▸ Text to read:
I degauss with the machine on. Then I can see what is being hit by the
coil.. Some areas may need more degaussing.
There is a difference in how the tubes are made now.. Not certain what
the deal is.....
JB
-----Original Message-----
From: Mark E Davidson [mailto:mark@basementarcade.com]
Sent: Thursday, August 14, 2003 2:23 PM
To: vectorlist@vectorlist.org
Subject: Re: VECTOR: monitor degaussing
This brings up an interesting question I had the past 5000 miles to
ponder as I have just returned from a "drive all over the planet"
vacation. My conversion van has a standard "tube" monitor in it... How,
come I can drive all over creation with it, and never have a degaussing
problem, but when I move an arcade game across the room it becomes a
mess? What is different in a newer TV vs a newer monitor (be it vector
or raster)
And why degauss off? My electronics teacher taught us to do it on
-=Mark=-
Rodger Boots wrote:
Bret Pehrson wrote:
also what the best procedure is. What I saw him do was a
circular motion gradually backing away from the machine.
Yep, that's it -- back away about 6 feet if you can.
Do the procedure w/ the monitor OFF.
Monitor off doesn't matter too much (after all the built-in degauss
obviously runs with the monitor on). It's way more fun to degauss with
the monitor on.
Doesn't matter if there are a lot of games in the room as long as you
can get over 6 feet from all of them when you turn off the coil. If you
can't get that far back another option is to plug the coil into a Variac
(variable transformer) and slowly turn down the power (no less than 5
seconds from full to off).

▸ Work to complete:
[A] Say whether each statement agrees with the text on monitor degaussing, giving yes or no and quoting the words that decide it. (i) Mark's electronics teacher taught degaussing with the monitor on. (ii) Several games in a room are no problem if you can get more than 6 feet from all of them when the coil is turned off. (iii) With a Variac, power should go from full to off in under 5 seconds.
[B] Write the next part of the monitor degaussing discussion, picking up after its last sentence.

▸ Stored data:
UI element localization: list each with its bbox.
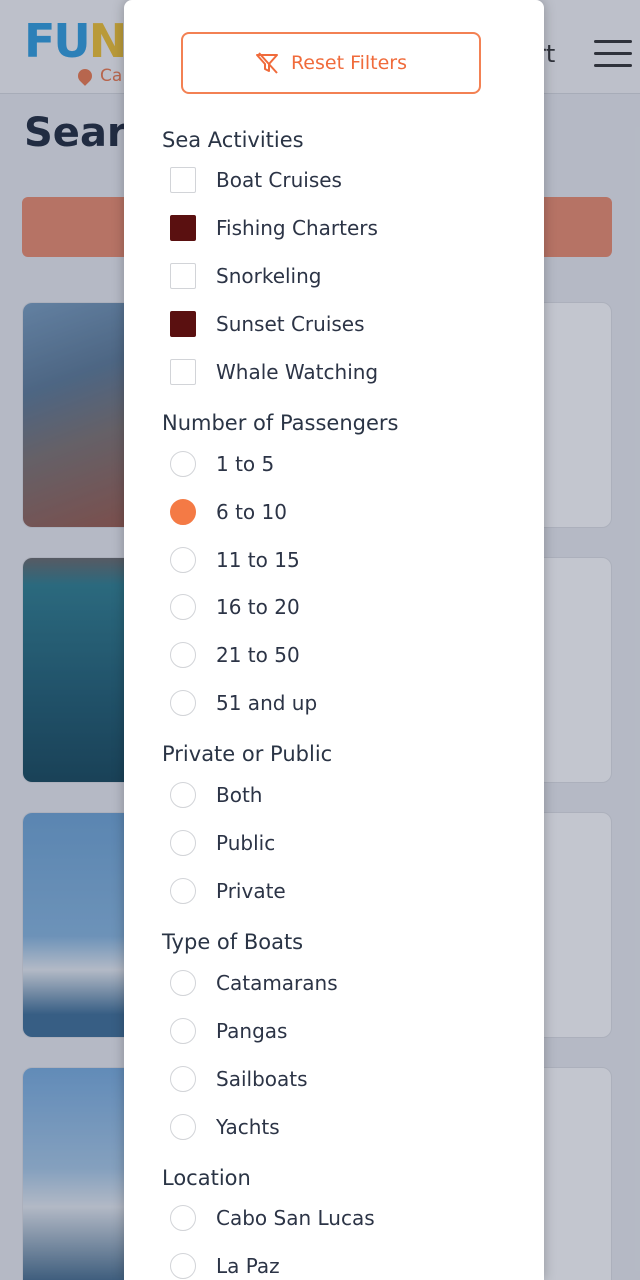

▸ Per-task answers:
[A]
(i) Yes: "My electronics teacher taught us to do it on"
(ii) Yes: "Doesn't matter if there are a lot of games in the room as long as you can get over 6 feet from all of them when you turn off the coil"
(iii) No: "no less than 5 seconds from full to off"

[B]
UNPLUG THE COIL WHEN NOT USING IT! Most coils have momentary switches,
but I've seen some that could be left on. A coil left on will get
seriously hot and self destruct, possibly causing a fire.
I never really thought about it before, but degaussing a game that uses
tape cartridges for sound, tape for the program (the old Deco cassette
system), or hard drives or floppy drives could be seriously damaged by a
powerful degaussing. The built-in degaussing isn't a threat (not that
strong and doesn't wander around the room).
Also, take off your watch, especially modern watches with analog faces.
One tech at my Real Job always had to reset his after a degauss because
the hands would spin at high speed when the coil was on.
Also, I've had a case or two where the monitor metal frame had become
magnetized. In this case, I 'degaussed' the sides of the frame, then
degaussed the CRT using the normal procedure.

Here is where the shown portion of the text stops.